### Work instructions
(a) In the Turkish Airlines passage, write out everything from "Both incidents caused" down to "million in 2015." again, changing "coup bid" to "coup attempt".
(b) For each statement, answer yes or no according to the Turkish Airlines passage, and quote the words that decide it. (i) The airline resumed flights the day after the incidents that closed the airport. (ii) The $647 million loss already includes the effects of the coup. (iii) Most of the passenger increase expected in 2016 comes from international flights.
>> START Quoted text
In June, its main hub Ataturk International Airport in Istanbul was hit by suicide bomb attacks blamed on jihadists, and then on July 15 putschists seeking to oust President Recep Tayyip Erdogan tried to take control of Ataturk.
Both incidents caused the temporary closure of Turkey’s biggest airport, but the airline managed to resume flights the subsequent day, in a crucial message of business as usual and a symbol of Turkish Airlines’ importance for the country’s image and economy.
Yet while Turkish Airlines proudly boasts of its resilience in the face of the repeated attacks and the coup bid, Turkey’s traumatic 2016 has taken its toll on the group and its ambitions.
After years where it was one of the few global airlines to reliably make profits, it recorded a $647 million loss in the first half to June, even before the effects of the coup are taken into account.
Meanwhile, brakes have been slammed on its exponential growth, which has seen the ambitious carrier move from being a low-scale outfit taking just 10.3 million passengers in 2002 to 61.2 million in 2015.
Growth this year has been far slower and the company expects to take a total of 63.4 million passengers in 2016, with most of that increase coming in domestic flights.
“In the last decade Turkish Airlines was one of the most profitable airlines in the world,” company chairman Ilker Ayci told journalists including AFP in Istanbul on Thursday.
>> END Quoted text
>> START Entries supplied
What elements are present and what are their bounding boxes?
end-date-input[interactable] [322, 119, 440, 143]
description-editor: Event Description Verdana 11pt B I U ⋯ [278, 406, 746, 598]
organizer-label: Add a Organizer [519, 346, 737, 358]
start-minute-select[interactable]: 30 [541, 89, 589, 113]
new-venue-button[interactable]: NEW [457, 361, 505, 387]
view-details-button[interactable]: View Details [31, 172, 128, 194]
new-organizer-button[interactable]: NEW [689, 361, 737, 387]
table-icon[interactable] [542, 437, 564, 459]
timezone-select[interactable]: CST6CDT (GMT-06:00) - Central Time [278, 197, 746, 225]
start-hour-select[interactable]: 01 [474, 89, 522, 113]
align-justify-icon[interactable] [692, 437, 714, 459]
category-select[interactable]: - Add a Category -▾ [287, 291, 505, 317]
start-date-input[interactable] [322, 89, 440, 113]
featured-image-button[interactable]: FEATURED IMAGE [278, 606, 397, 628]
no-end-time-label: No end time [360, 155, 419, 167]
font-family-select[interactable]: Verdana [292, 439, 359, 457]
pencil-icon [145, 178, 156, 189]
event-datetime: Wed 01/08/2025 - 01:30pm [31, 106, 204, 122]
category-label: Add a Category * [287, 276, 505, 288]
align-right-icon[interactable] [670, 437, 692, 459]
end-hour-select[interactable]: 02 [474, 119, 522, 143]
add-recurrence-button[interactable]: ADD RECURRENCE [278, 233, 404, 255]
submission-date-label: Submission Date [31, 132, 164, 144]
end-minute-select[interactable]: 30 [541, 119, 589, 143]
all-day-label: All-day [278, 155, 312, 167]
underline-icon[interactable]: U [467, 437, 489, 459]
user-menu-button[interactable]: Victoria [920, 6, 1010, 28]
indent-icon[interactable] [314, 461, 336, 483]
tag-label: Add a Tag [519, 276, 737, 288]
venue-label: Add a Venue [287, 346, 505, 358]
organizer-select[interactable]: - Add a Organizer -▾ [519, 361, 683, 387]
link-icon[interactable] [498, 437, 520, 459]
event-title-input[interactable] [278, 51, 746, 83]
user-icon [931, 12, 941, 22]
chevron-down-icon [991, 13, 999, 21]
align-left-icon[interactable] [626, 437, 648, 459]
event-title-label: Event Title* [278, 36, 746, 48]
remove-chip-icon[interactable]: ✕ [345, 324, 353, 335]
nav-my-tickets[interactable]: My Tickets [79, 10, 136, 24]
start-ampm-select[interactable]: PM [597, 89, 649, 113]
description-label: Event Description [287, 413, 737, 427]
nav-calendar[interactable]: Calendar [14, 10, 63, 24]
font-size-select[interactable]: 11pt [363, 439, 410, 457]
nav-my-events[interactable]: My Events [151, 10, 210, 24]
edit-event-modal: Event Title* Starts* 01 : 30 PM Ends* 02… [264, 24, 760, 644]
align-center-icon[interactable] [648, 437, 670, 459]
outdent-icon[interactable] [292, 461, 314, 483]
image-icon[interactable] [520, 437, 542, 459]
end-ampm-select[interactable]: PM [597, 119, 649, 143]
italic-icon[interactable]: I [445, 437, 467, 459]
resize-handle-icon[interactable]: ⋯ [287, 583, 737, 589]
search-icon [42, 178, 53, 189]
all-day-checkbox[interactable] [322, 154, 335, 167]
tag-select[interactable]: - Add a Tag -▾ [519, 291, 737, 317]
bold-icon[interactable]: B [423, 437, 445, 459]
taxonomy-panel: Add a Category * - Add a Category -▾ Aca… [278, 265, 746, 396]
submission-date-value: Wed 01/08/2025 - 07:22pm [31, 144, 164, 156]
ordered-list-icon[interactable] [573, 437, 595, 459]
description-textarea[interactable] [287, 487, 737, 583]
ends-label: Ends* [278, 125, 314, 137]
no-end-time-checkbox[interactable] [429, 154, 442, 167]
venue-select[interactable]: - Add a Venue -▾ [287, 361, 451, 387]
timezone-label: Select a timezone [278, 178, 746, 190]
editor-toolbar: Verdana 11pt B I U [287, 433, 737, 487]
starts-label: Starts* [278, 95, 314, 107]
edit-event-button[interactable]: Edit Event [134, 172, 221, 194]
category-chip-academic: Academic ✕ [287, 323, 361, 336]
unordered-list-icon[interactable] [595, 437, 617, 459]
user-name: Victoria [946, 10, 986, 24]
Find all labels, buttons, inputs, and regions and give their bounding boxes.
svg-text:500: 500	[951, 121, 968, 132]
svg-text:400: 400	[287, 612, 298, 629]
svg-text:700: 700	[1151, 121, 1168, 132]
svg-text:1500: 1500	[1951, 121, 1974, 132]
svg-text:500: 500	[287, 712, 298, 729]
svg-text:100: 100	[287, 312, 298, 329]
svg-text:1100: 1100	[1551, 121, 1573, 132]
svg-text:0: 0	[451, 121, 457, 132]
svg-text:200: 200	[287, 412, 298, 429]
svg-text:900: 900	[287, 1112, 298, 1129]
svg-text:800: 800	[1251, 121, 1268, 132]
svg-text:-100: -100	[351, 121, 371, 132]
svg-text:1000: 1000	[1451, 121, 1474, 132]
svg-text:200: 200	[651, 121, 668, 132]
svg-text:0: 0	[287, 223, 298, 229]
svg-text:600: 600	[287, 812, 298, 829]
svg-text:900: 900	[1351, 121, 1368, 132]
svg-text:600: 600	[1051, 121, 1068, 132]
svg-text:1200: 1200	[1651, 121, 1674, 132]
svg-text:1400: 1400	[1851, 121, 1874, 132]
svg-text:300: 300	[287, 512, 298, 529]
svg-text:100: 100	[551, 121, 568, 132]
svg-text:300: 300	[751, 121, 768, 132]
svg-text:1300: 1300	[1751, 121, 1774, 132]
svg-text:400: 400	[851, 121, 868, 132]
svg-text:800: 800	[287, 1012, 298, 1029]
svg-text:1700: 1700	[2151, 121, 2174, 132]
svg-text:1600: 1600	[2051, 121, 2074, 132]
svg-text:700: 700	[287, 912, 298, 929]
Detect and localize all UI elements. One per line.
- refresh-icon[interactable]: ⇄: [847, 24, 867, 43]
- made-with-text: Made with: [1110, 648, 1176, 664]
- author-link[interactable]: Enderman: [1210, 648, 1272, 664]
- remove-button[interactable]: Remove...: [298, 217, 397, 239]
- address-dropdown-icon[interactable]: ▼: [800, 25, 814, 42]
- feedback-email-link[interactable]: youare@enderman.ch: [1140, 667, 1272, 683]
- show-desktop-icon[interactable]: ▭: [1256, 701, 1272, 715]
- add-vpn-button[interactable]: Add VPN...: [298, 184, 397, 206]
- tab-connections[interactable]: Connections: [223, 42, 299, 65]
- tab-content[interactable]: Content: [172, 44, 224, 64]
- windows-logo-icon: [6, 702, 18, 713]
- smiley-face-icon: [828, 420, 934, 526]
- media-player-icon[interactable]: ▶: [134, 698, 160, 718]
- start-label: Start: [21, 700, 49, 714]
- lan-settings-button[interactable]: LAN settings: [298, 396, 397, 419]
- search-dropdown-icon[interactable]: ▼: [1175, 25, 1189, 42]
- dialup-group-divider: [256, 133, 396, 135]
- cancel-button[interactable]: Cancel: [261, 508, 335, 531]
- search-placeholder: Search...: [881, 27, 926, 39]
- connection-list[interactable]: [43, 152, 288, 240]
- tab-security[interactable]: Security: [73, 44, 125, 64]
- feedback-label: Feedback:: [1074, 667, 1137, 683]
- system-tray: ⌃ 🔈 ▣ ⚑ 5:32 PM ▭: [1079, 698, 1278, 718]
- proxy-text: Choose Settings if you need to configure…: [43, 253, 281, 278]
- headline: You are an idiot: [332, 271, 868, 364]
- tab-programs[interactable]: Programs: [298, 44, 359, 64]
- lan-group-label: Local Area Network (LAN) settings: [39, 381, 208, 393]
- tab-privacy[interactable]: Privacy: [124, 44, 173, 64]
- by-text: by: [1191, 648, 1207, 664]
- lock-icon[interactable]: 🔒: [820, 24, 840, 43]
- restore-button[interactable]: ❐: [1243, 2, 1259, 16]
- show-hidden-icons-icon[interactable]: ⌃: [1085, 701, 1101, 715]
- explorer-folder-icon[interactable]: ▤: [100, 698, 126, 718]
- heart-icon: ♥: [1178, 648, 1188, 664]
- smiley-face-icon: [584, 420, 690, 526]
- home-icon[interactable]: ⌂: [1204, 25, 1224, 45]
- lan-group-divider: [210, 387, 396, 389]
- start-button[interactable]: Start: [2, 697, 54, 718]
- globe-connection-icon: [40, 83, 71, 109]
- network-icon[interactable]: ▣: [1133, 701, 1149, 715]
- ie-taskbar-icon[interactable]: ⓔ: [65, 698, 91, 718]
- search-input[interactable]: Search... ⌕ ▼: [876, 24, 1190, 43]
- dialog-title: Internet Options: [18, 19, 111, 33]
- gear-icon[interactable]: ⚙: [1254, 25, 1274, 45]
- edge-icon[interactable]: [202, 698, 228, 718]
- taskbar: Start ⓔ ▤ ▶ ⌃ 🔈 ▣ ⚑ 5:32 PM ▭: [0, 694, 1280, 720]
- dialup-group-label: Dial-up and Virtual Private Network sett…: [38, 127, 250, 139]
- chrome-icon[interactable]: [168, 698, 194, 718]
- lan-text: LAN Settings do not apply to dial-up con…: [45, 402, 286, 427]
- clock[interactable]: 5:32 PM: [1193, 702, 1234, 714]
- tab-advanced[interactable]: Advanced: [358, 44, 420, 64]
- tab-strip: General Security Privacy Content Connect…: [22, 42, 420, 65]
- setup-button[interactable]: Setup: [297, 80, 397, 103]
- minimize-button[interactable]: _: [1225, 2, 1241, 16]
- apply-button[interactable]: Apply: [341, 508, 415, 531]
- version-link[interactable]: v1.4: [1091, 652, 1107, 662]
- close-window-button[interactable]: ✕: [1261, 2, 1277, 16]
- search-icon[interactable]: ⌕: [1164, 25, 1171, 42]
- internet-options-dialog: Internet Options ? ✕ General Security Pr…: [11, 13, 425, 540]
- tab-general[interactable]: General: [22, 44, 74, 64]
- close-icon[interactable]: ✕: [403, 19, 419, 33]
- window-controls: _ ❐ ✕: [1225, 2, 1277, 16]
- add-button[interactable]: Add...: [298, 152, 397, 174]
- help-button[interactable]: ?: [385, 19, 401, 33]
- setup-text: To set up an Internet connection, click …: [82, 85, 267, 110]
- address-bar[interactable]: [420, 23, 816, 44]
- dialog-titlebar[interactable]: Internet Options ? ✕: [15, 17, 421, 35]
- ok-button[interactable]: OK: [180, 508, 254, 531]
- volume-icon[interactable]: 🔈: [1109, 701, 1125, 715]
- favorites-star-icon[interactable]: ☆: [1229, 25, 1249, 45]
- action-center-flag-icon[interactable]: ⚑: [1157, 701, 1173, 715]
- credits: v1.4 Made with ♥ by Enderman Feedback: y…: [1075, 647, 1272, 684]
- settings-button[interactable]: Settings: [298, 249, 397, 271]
>> END Entries supplied
### Response list
(a)
Both incidents caused the temporary closure of Turkey’s biggest airport, but the airline managed to resume flights the subsequent day, in a crucial message of business as usual and a symbol of Turkish Airlines’ importance for the country’s image and economy.
Yet while Turkish Airlines proudly boasts of its resilience in the face of the repeated attacks and the coup attempt, Turkey’s traumatic 2016 has taken its toll on the group and its ambitions.
After years where it was one of the few global airlines to reliably make profits, it recorded a $647 million loss in the first half to June, even before the effects of the coup are taken into account.
Meanwhile, brakes have been slammed on its exponential growth, which has seen the ambitious carrier move from being a low-scale outfit taking just 10.3 million passengers in 2002 to 61.2 million in 2015.

(b)
(i) Yes: "the airline managed to resume flights the subsequent day"
(ii) No: "even before the effects of the coup are taken into account"
(iii) No: "with most of that increase coming in domestic flights"